● THE TASKS:
1. According to the balloon beacon text, how often must the beacon transmit a Morse Code ID to satisfy FCC regulations?
2. In the balloon beacon text, list every requirement given for the beacon transmitter in the sentence beginning "The beacon transmitter has to be".
3. Continue the balloon beacon text from its final sentence.

● SOURCE EXTRACT:
··········

Looking around, it seems that an LM26 might be a possibility. You can buy them at DigiKey factory programmed to -25C or 0C.

Here is what I am trying to do. I am building a 2m CW beacon for high-altitude balloons. It is a fail safe beacon to be used as a last ditch method of locating the payloads (after the balloon bursts and parachutes back to the surface) in the event that other tracking methods fail. We recently lost a balloon with several expensive payloads attached. It would be ok for the beacon not to transmit during the flight, but it must come on after the payloads parachute back to ground level.

The beacon transmitter has to be dirt simple, reliable, light, run 5 days on a small battery, sort of like the radio collars on animals. To satisfy FCC regs, it must transmit a Morse Code ID every 10 min. For battery saving, the 50mW transmitter duty-cycle needs to be <10%.

··········

Dataset rows
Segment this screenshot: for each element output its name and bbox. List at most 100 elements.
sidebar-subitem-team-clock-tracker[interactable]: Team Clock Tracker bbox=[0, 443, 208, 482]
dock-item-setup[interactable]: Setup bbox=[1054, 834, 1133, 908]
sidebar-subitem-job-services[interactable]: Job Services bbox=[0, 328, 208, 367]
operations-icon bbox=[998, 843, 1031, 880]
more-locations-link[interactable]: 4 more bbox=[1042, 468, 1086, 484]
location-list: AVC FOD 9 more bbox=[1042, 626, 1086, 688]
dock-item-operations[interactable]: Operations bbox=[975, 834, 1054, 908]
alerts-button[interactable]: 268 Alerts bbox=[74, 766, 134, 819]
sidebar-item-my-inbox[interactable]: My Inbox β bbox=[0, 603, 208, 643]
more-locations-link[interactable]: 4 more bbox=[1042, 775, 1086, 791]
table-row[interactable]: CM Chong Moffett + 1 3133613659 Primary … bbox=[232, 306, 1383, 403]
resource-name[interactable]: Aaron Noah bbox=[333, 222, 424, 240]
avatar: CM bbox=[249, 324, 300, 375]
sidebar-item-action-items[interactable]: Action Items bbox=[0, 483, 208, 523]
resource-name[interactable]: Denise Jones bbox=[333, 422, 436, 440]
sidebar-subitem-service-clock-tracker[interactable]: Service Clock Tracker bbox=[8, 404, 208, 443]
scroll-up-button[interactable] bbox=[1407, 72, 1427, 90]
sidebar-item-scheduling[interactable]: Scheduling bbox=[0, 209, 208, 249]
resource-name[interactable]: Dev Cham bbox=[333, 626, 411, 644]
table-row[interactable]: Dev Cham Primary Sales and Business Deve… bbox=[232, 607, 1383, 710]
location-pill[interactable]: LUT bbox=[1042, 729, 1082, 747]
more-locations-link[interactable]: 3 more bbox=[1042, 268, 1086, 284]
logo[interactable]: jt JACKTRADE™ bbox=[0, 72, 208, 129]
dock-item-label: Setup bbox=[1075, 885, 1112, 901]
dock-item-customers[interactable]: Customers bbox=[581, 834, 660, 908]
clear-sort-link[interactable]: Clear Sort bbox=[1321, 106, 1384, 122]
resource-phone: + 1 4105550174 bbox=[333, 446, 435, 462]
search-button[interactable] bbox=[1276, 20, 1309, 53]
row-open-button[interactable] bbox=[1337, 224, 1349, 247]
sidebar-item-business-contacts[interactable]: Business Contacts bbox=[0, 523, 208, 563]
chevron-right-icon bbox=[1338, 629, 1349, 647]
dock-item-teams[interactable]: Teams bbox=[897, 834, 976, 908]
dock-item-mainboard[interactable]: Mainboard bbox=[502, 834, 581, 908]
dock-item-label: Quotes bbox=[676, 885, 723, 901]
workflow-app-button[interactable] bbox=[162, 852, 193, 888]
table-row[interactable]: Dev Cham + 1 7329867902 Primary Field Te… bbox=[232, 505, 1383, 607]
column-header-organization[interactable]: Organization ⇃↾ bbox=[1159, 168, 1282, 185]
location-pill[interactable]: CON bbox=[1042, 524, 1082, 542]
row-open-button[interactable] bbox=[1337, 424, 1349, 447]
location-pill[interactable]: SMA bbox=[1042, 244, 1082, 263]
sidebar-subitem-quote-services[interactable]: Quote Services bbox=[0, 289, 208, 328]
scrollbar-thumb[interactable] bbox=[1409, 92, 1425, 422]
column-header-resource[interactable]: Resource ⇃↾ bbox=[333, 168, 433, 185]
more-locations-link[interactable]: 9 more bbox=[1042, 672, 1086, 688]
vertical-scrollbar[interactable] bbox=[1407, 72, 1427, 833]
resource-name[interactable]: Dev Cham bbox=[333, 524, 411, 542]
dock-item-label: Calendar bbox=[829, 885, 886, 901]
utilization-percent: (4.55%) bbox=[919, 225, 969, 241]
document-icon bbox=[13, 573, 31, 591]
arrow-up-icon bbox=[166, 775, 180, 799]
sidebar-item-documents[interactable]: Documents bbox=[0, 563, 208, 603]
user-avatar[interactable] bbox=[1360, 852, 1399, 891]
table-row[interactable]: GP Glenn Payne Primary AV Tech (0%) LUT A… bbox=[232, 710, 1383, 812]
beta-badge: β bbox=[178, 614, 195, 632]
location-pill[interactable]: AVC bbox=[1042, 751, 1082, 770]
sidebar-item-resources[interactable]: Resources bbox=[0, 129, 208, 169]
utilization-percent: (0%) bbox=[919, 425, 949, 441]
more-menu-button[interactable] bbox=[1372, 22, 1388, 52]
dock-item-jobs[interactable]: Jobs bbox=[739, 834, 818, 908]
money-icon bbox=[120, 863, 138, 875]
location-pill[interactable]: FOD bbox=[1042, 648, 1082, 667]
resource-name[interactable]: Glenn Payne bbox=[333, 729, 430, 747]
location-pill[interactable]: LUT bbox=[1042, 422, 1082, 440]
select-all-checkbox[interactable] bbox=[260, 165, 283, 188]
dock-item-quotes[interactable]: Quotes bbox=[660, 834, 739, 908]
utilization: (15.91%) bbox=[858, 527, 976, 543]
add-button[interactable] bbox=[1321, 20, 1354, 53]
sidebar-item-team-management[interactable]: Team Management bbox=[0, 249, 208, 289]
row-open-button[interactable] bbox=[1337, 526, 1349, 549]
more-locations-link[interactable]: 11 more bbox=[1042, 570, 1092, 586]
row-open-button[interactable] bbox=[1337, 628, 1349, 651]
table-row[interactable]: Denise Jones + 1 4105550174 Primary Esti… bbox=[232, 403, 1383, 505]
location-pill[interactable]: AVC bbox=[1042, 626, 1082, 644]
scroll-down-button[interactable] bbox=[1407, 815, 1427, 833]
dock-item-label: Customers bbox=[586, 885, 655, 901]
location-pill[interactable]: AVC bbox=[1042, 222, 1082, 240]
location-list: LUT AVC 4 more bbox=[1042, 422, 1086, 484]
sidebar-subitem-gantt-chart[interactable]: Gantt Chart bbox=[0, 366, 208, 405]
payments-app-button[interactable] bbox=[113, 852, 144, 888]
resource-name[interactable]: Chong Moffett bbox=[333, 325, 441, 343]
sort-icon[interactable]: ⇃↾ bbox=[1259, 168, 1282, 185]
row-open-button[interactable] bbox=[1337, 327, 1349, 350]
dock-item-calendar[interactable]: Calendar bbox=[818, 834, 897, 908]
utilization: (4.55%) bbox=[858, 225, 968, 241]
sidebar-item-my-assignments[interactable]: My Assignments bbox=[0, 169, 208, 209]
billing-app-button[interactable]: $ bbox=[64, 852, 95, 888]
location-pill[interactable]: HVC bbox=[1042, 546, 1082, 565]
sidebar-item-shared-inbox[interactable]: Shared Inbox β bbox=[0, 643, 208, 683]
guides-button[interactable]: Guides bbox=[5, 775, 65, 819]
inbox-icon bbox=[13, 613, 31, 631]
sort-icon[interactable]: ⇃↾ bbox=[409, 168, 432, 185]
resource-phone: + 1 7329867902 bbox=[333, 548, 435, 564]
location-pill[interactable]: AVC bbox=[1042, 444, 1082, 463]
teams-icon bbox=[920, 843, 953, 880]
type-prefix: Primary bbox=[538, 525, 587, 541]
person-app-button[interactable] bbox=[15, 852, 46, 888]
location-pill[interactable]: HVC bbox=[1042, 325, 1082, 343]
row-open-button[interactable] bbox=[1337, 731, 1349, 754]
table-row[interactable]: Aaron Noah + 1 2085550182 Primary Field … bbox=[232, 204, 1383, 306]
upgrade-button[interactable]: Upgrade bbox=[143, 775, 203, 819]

··········

● TASK-BY-TASK OUTPUTS:
1. Every 10 minutes.

2. Dirt simple; reliable; light; able to run 5 days on a small battery.

3.
I am using the Atmel chip (Arduino Nano) to control the timing of the transmissions and generate morse code ID. To minimize power drain, the Nano spends 99.95% of its time in deep sleep mode, meaning it is only drawing 6uA, so self heating of the processor is non-existant. I am using the sleep mode where all that is running in the chip is a low-freq RC oscillator which clocks the Watchdog timer, which is supposed to re-awake the processor.

The balloon gets to an apogee of 110K feet, where the ambient temperature is -50C. I fear that during such cold temperatures the Nano may not wake up reliably, so I want to use the thermostat to apply power and reset the processor after the payloads descend below about ~20K feet.

The purpose of the thermostat is to shut the entire beacon off while the temperature is < -10C which will occur after launch as the balloon climbs, the beacon can be silent during the high altitude portion of the flight, and then turn on after the payload descends back into warm air...

The thermostat can simply shut off power to the Nano (and the transmitter) while the balloon is aloft, and then just reapply power when things warm back up. There is an advantage to disabling the beacon transmitter during flight because some of the other payloads contain 2m uplink receivers that could be de-sensed by the beacon transmitter.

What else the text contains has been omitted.